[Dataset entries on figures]
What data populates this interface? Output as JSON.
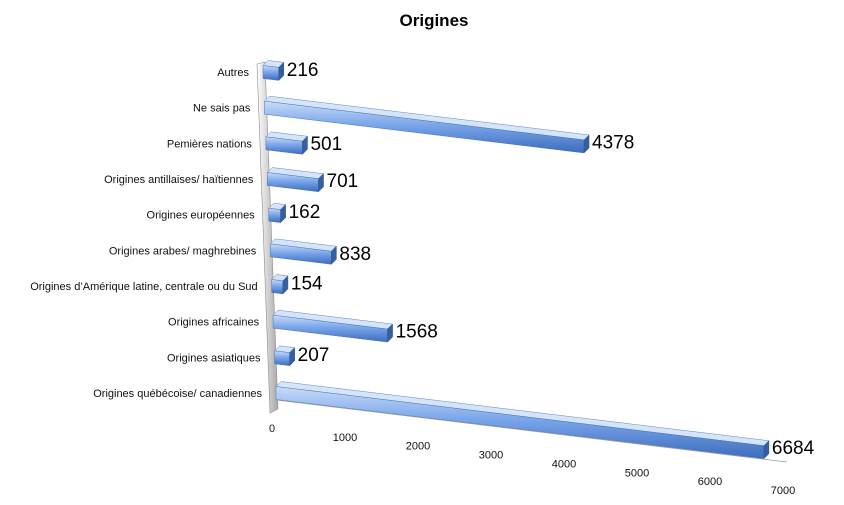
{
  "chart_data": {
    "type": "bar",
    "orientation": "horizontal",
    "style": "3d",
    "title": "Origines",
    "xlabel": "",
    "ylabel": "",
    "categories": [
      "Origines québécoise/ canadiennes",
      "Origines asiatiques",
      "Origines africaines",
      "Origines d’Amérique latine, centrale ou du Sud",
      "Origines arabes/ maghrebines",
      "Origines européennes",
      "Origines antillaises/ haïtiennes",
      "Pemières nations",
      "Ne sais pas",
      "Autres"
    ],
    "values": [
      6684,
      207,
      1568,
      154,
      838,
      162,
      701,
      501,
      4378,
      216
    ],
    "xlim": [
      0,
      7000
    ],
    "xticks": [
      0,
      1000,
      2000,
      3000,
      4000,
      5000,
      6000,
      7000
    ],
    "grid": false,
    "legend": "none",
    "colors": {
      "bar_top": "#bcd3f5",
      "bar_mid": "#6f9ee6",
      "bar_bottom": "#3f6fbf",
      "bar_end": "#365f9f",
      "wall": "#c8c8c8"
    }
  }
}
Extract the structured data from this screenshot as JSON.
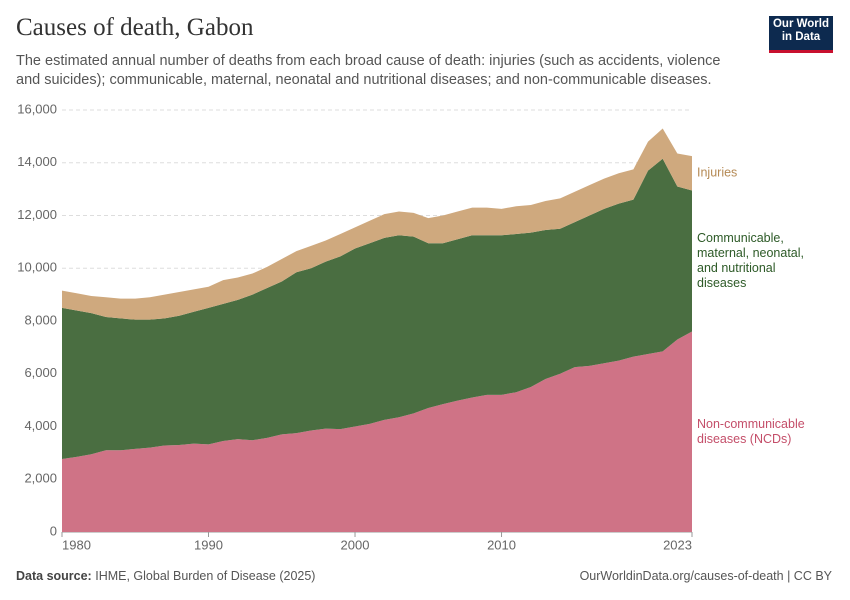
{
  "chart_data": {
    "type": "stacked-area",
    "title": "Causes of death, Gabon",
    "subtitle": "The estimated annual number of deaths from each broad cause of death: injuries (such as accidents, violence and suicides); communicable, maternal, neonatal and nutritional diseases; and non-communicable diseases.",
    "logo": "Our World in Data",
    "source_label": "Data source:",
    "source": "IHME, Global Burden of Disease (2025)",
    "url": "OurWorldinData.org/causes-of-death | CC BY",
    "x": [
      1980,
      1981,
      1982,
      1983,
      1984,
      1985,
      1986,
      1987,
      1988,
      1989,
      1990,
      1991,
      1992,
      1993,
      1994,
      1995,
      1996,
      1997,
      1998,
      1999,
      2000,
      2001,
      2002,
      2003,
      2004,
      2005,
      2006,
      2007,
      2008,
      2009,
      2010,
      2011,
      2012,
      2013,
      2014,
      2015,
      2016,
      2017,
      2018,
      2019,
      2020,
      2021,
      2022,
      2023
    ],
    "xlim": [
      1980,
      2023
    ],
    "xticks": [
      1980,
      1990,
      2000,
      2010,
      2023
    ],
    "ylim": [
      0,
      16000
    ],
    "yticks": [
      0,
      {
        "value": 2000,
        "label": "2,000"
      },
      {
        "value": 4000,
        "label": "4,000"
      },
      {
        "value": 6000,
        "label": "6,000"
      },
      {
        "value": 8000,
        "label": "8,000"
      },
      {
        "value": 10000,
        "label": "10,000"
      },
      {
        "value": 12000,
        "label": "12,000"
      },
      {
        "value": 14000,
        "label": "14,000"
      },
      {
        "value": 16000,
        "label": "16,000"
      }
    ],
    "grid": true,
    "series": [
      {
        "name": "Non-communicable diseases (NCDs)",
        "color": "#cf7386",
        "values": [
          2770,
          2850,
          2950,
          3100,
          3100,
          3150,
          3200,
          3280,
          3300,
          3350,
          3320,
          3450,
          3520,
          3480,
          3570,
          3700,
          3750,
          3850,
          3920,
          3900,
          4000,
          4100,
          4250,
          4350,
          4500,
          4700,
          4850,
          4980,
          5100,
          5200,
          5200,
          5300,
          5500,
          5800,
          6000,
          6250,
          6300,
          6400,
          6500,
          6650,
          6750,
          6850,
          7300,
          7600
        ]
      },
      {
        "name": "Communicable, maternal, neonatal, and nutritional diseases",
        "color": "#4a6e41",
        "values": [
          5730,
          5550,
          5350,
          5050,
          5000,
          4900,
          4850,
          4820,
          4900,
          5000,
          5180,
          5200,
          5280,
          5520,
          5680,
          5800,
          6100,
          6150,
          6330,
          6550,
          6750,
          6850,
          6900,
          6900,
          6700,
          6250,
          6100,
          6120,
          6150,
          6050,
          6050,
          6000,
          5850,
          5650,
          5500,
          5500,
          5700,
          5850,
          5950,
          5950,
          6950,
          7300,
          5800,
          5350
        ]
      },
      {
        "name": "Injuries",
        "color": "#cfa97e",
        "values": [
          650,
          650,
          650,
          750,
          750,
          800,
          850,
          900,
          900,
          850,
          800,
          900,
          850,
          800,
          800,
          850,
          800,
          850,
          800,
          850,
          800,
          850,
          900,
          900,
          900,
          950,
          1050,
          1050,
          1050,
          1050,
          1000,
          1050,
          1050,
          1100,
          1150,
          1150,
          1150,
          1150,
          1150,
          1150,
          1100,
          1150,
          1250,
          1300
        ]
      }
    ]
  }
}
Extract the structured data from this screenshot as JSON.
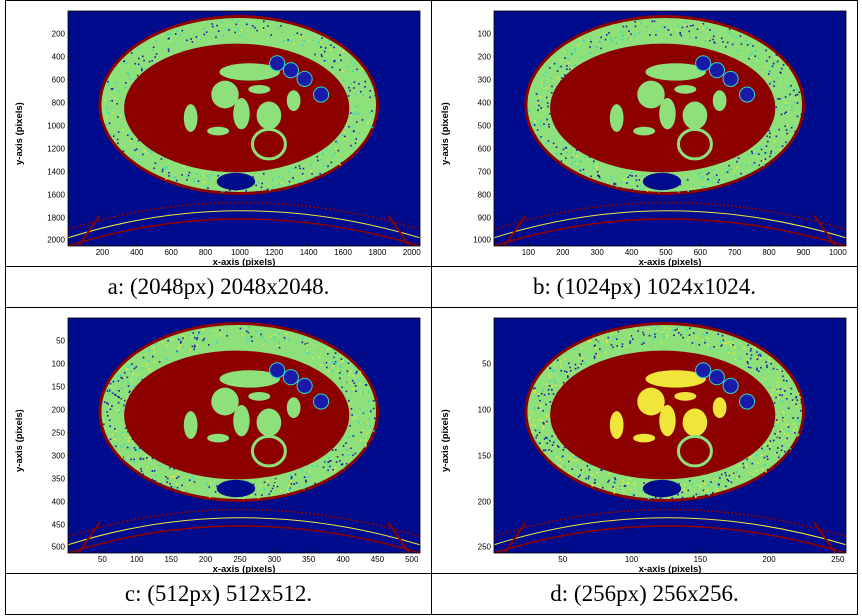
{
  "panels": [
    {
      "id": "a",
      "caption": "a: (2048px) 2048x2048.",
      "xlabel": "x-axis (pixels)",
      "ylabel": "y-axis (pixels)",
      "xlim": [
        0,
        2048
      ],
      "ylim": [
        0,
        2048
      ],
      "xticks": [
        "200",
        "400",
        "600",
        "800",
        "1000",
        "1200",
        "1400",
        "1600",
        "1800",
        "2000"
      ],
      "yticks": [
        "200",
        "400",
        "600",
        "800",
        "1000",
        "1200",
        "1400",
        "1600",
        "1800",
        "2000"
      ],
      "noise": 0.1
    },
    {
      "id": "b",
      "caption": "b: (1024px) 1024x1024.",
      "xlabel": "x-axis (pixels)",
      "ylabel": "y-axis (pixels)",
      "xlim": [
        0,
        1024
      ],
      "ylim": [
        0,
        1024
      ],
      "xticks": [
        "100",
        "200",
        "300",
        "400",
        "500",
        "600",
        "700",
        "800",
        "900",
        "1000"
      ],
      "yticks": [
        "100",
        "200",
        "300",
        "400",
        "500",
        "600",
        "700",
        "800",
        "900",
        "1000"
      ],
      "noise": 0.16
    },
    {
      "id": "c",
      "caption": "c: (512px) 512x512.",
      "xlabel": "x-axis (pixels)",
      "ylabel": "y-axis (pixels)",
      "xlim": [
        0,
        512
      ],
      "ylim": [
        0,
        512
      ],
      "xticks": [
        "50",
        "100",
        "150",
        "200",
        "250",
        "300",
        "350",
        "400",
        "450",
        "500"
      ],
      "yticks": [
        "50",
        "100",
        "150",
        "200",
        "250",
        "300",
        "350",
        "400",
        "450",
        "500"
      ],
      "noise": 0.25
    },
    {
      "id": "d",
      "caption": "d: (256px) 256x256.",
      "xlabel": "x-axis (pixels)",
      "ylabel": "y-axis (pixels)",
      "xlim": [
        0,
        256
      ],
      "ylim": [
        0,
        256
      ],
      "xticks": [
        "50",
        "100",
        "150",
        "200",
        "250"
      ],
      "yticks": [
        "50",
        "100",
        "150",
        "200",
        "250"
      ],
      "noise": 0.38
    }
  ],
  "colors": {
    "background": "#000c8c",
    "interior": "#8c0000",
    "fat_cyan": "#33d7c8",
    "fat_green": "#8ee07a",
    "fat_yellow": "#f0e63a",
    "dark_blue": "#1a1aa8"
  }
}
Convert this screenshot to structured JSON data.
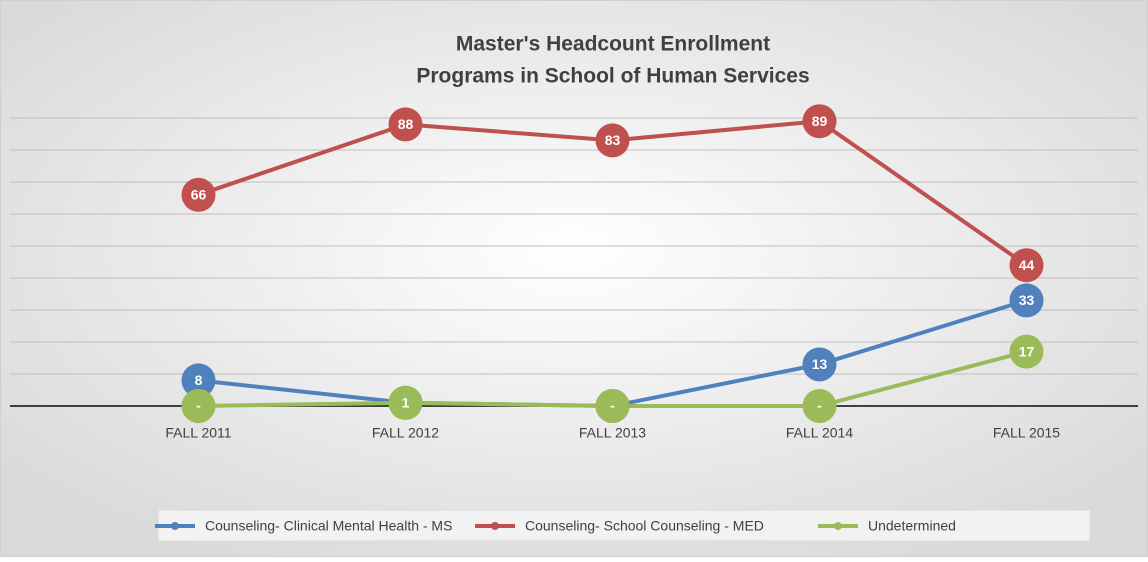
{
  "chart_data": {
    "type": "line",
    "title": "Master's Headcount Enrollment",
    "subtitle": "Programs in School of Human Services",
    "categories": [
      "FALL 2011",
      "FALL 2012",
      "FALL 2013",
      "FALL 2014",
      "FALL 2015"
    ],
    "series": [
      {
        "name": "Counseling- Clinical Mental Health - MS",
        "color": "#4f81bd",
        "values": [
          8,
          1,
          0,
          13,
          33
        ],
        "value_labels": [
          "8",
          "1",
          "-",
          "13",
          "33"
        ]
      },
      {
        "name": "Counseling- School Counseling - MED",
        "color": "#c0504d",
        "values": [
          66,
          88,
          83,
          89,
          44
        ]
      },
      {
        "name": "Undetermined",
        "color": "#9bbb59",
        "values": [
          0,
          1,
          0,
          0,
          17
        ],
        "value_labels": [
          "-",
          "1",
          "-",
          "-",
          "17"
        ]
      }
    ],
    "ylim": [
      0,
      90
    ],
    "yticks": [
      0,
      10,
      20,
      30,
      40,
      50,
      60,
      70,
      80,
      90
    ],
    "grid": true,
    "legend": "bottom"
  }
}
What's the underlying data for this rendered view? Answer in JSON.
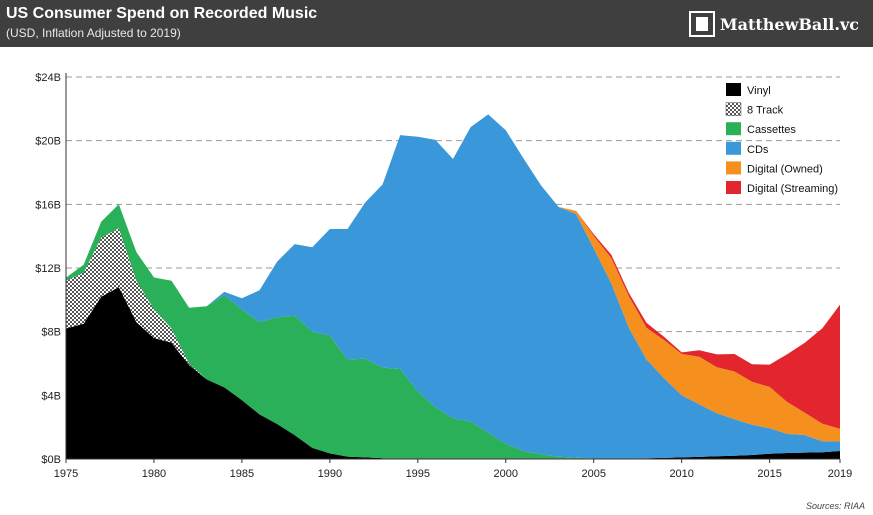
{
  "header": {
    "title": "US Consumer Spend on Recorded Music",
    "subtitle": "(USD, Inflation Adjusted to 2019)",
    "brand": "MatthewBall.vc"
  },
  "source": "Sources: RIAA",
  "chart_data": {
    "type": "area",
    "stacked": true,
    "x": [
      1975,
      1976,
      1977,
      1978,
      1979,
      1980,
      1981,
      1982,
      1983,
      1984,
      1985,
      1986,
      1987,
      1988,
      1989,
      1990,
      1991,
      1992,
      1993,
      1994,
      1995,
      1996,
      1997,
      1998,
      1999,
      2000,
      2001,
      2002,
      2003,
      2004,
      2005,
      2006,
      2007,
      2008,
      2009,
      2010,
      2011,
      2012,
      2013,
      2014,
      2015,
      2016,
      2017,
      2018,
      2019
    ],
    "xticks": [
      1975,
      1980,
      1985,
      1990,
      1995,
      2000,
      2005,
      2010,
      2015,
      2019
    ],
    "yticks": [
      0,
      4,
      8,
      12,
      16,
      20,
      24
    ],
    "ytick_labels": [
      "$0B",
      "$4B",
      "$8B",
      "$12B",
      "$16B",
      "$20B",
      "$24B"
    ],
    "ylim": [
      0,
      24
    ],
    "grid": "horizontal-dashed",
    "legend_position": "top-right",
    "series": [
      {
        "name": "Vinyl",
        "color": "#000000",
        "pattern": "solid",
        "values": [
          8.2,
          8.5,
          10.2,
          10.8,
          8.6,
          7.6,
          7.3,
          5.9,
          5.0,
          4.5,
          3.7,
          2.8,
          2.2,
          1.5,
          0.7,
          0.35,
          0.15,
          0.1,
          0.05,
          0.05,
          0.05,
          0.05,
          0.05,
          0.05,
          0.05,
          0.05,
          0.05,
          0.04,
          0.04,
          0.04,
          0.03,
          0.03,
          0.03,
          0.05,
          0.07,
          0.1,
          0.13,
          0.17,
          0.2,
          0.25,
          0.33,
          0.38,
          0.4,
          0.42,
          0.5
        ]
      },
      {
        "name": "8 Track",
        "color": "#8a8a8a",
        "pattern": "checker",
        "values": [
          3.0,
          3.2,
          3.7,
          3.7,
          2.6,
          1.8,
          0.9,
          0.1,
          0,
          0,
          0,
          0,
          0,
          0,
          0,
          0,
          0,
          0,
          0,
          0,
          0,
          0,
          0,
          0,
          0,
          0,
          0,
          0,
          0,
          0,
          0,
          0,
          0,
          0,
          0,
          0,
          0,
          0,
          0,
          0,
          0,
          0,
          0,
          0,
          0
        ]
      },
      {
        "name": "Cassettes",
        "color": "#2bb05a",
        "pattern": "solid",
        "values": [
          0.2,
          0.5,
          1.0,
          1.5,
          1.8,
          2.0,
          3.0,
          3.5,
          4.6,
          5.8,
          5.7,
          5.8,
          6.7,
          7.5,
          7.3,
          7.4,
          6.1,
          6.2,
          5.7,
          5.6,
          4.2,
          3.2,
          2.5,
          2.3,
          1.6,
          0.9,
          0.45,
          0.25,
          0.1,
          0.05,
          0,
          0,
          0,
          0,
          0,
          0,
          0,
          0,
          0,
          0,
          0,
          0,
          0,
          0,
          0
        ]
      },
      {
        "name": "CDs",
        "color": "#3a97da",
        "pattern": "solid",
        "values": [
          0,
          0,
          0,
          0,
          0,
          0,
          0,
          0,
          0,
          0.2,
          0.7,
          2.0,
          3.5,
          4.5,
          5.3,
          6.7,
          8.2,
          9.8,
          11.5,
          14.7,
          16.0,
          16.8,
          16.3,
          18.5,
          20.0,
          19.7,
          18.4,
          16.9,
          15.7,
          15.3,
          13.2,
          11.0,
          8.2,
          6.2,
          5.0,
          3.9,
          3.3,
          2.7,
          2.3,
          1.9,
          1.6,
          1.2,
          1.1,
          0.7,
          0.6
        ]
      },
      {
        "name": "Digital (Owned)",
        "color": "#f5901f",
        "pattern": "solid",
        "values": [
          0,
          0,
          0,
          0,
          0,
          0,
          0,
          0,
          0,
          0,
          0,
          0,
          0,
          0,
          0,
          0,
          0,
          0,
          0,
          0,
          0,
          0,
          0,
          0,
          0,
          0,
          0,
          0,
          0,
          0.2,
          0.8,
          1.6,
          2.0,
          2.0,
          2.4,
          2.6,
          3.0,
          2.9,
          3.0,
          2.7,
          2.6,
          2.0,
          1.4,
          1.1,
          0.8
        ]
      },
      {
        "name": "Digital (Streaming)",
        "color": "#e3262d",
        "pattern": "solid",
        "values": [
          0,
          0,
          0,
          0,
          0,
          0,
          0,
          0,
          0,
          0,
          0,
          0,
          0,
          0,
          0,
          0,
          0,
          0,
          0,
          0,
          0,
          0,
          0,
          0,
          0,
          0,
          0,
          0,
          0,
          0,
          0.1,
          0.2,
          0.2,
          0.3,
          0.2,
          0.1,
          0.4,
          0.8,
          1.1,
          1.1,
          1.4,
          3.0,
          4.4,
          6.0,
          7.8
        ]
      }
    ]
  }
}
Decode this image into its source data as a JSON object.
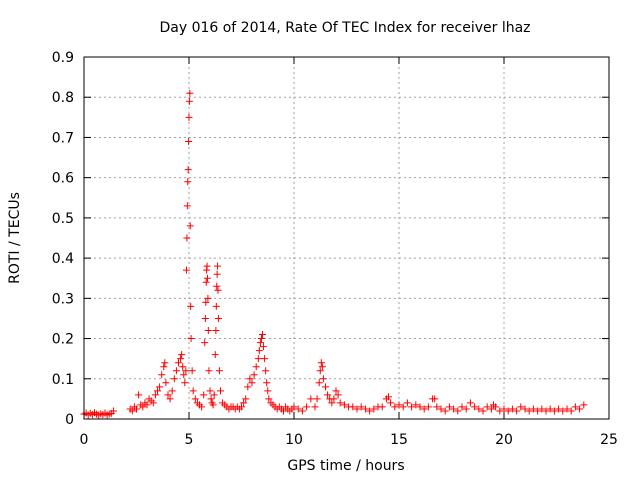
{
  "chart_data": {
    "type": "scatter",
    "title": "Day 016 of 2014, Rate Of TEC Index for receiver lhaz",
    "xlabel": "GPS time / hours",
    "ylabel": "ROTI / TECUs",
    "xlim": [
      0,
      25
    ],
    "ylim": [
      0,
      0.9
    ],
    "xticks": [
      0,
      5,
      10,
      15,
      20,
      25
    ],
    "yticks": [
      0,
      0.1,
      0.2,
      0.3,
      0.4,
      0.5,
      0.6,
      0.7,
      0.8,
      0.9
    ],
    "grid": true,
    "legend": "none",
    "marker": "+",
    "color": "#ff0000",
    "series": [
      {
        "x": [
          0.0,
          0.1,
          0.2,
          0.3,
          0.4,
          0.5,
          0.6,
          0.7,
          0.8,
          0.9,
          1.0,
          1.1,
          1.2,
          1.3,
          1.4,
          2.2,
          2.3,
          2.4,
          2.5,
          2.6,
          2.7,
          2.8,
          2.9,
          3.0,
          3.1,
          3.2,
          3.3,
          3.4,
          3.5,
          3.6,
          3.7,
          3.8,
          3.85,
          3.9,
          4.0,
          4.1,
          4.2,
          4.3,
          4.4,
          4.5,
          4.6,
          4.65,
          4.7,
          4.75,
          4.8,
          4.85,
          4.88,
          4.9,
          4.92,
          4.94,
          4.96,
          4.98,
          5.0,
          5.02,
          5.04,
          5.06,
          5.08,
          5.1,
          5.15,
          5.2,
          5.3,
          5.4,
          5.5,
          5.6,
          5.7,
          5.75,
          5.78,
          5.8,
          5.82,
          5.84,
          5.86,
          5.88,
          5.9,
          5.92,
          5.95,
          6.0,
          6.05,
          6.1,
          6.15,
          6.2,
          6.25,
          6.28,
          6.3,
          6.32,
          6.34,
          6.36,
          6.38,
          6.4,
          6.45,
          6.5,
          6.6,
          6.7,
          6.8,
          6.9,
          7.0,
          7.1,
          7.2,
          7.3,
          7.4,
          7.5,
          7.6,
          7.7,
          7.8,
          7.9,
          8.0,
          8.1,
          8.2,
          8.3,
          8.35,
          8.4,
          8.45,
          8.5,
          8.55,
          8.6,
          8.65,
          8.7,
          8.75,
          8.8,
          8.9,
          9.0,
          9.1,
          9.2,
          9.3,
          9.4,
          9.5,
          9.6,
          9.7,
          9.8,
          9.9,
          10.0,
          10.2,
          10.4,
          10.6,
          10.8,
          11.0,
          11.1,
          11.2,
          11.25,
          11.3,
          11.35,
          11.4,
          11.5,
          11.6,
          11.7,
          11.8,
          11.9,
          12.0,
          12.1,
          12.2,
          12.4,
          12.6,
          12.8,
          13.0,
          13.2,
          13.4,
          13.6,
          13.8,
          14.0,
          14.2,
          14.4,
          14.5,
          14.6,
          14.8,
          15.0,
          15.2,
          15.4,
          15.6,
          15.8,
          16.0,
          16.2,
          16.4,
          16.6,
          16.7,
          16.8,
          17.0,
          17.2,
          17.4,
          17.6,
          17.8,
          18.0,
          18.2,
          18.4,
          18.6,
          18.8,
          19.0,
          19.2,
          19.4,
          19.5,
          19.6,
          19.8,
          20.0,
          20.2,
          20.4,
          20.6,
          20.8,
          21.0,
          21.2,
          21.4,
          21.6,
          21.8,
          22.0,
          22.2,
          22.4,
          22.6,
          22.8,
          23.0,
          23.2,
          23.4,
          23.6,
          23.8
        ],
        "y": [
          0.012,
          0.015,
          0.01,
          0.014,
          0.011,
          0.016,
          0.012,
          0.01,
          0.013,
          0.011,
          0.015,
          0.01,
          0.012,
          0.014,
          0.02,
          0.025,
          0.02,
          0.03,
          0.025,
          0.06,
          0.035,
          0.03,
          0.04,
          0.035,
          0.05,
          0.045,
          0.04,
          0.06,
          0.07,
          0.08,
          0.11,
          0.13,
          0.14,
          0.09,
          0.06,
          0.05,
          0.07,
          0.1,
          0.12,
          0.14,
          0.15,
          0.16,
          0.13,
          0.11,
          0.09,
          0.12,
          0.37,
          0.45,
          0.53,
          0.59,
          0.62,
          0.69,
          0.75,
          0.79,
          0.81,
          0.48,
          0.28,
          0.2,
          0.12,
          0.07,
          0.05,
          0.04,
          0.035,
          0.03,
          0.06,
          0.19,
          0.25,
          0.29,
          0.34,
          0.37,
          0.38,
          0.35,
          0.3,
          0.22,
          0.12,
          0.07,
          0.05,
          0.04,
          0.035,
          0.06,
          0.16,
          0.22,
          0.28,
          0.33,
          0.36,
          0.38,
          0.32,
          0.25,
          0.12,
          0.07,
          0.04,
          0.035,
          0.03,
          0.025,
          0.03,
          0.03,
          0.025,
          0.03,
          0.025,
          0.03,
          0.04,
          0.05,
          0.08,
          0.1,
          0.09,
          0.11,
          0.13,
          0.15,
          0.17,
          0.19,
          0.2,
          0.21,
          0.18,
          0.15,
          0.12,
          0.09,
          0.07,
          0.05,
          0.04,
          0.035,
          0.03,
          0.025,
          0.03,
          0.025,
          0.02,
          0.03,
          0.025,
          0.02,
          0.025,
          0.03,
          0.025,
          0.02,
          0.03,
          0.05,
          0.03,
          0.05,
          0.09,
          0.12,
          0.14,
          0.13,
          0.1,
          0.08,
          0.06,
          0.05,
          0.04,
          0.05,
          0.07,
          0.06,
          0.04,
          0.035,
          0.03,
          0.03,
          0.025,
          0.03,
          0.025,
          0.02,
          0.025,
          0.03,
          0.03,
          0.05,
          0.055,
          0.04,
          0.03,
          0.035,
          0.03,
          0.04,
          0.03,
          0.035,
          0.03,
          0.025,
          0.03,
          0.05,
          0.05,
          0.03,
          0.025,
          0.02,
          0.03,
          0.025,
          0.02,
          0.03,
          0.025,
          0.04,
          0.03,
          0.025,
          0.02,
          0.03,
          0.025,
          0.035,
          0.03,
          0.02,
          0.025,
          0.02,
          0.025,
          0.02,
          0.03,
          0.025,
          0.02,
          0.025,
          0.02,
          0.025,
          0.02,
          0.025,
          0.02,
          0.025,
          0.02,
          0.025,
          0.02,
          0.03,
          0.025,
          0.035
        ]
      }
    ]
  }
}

**STATED EXERCISE**
Of the lines above, copy each that contains "JSON".

**OUTPUT FOR THIS TASK**
What data populates this interface? Output as JSON.
Extract the structured data from this screenshot as JSON.
Extract the structured data from this screenshot as JSON.
Convert this screenshot to structured JSON data.
What's the underlying data for this rendered view? Answer in JSON.
Decode this image into its source data as a JSON object.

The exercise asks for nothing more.